→ EXERCISE DATA:

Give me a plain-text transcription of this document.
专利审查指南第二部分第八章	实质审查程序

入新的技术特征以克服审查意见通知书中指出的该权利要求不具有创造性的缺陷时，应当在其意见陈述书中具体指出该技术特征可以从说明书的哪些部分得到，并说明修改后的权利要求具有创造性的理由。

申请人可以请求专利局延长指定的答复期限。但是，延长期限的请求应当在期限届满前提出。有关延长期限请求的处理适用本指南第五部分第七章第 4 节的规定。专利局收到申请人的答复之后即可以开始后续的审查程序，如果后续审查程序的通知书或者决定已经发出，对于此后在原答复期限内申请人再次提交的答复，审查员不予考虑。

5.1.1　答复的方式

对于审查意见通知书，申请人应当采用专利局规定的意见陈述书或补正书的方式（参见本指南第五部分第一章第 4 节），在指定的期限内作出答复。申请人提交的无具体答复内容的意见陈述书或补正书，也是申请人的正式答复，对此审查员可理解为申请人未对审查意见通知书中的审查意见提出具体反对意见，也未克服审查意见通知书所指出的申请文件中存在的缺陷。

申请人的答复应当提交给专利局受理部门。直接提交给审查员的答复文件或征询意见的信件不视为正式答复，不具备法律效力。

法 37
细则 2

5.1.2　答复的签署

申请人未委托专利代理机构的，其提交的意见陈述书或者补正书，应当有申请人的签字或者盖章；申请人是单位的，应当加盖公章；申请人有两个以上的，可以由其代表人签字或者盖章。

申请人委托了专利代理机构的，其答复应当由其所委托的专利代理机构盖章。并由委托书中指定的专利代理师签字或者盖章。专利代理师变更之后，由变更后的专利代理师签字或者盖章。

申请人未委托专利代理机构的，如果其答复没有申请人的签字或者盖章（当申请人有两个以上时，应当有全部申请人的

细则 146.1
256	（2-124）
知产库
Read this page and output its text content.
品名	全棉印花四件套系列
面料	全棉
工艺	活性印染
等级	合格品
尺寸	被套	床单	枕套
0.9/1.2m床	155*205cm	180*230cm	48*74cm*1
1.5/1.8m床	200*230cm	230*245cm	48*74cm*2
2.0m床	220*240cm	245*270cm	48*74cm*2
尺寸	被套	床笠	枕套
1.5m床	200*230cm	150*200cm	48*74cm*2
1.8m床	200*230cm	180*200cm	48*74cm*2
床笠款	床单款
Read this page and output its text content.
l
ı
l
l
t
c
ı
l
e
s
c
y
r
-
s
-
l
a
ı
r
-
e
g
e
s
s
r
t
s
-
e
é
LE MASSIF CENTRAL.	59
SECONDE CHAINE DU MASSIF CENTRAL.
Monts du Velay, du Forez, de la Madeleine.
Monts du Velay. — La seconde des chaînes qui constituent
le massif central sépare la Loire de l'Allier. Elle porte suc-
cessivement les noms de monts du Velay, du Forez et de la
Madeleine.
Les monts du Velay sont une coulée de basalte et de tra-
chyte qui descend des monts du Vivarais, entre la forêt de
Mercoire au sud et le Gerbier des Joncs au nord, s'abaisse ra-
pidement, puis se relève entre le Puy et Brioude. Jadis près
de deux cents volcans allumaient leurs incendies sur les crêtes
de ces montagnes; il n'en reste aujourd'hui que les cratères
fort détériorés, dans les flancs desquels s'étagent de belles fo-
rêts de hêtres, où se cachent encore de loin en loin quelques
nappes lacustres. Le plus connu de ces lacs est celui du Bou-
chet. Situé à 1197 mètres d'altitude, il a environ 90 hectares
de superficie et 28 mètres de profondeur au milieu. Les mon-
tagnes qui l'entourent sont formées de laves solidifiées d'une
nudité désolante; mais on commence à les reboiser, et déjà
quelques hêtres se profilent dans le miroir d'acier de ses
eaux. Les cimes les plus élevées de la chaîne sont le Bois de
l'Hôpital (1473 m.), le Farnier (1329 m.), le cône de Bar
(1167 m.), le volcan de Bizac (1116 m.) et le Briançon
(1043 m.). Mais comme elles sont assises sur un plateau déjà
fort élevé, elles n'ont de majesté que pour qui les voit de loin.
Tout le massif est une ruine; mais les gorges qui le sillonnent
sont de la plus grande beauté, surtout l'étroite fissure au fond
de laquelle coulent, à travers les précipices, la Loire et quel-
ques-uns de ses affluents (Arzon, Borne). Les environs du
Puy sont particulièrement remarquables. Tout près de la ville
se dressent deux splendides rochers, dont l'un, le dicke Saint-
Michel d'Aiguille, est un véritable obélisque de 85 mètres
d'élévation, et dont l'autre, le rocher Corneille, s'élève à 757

→ AIM: Write out the material exactly as given.

→ RESULT:
Give me a plain-text transcription of this document.
专利审查指南第二部分第八章	实质审查程序

入新的技术特征以克服审查意见通知书中指出的该权利要求不具有创造性的缺陷时，应当在其意见陈述书中具体指出该技术特征可以从说明书的哪些部分得到，并说明修改后的权利要求具有创造性的理由。

申请人可以请求专利局延长指定的答复期限。但是，延长期限的请求应当在期限届满前提出。有关延长期限请求的处理适用本指南第五部分第七章第 4 节的规定。专利局收到申请人的答复之后即可以开始后续的审查程序，如果后续审查程序的通知书或者决定已经发出，对于此后在原答复期限内申请人再次提交的答复，审查员不予考虑。

5.1.1　答复的方式

对于审查意见通知书，申请人应当采用专利局规定的意见陈述书或补正书的方式（参见本指南第五部分第一章第 4 节），在指定的期限内作出答复。申请人提交的无具体答复内容的意见陈述书或补正书，也是申请人的正式答复，对此审查员可理解为申请人未对审查意见通知书中的审查意见提出具体反对意见，也未克服审查意见通知书所指出的申请文件中存在的缺陷。

申请人的答复应当提交给专利局受理部门。直接提交给审查员的答复文件或征询意见的信件不视为正式答复，不具备法律效力。

法 37
细则 2

5.1.2　答复的签署

申请人未委托专利代理机构的，其提交的意见陈述书或者补正书，应当有申请人的签字或者盖章；申请人是单位的，应当加盖公章；申请人有两个以上的，可以由其代表人签字或者盖章。

申请人委托了专利代理机构的，其答复应当由其所委托的专利代理机构盖章。并由委托书中指定的专利代理师签字或者盖章。专利代理师变更之后，由变更后的专利代理师签字或者盖章。

申请人未委托专利代理机构的，如果其答复没有申请人的签字或者盖章（当申请人有两个以上时，应当有全部申请人的

细则 146.1
256	（2-124）
知产库
Read this page and output its text content.
品名	全棉印花四件套系列
面料	全棉
工艺	活性印染
等级	合格品
尺寸	被套	床单	枕套
0.9/1.2m床	155*205cm	180*230cm	48*74cm*1
1.5/1.8m床	200*230cm	230*245cm	48*74cm*2
2.0m床	220*240cm	245*270cm	48*74cm*2
尺寸	被套	床笠	枕套
1.5m床	200*230cm	150*200cm	48*74cm*2
1.8m床	200*230cm	180*200cm	48*74cm*2
床笠款	床单款
Read this page and output its text content.
l
ı
l
l
t
c
ı
l
e
s
c
y
r
-
s
-
l
a
ı
r
-
e
g
e
s
s
r
t
s
-
e
é
LE MASSIF CENTRAL.	59
SECONDE CHAINE DU MASSIF CENTRAL.
Monts du Velay, du Forez, de la Madeleine.
Monts du Velay. — La seconde des chaînes qui constituent
le massif central sépare la Loire de l'Allier. Elle porte suc-
cessivement les noms de monts du Velay, du Forez et de la
Madeleine.
Les monts du Velay sont une coulée de basalte et de tra-
chyte qui descend des monts du Vivarais, entre la forêt de
Mercoire au sud et le Gerbier des Joncs au nord, s'abaisse ra-
pidement, puis se relève entre le Puy et Brioude. Jadis près
de deux cents volcans allumaient leurs incendies sur les crêtes
de ces montagnes; il n'en reste aujourd'hui que les cratères
fort détériorés, dans les flancs desquels s'étagent de belles fo-
rêts de hêtres, où se cachent encore de loin en loin quelques
nappes lacustres. Le plus connu de ces lacs est celui du Bou-
chet. Situé à 1197 mètres d'altitude, il a environ 90 hectares
de superficie et 28 mètres de profondeur au milieu. Les mon-
tagnes qui l'entourent sont formées de laves solidifiées d'une
nudité désolante; mais on commence à les reboiser, et déjà
quelques hêtres se profilent dans le miroir d'acier de ses
eaux. Les cimes les plus élevées de la chaîne sont le Bois de
l'Hôpital (1473 m.), le Farnier (1329 m.), le cône de Bar
(1167 m.), le volcan de Bizac (1116 m.) et le Briançon
(1043 m.). Mais comme elles sont assises sur un plateau déjà
fort élevé, elles n'ont de majesté que pour qui les voit de loin.
Tout le massif est une ruine; mais les gorges qui le sillonnent
sont de la plus grande beauté, surtout l'étroite fissure au fond
de laquelle coulent, à travers les précipices, la Loire et quel-
ques-uns de ses affluents (Arzon, Borne). Les environs du
Puy sont particulièrement remarquables. Tout près de la ville
se dressent deux splendides rochers, dont l'un, le dicke Saint-
Michel d'Aiguille, est un véritable obélisque de 85 mètres
d'élévation, et dont l'autre, le rocher Corneille, s'élève à 757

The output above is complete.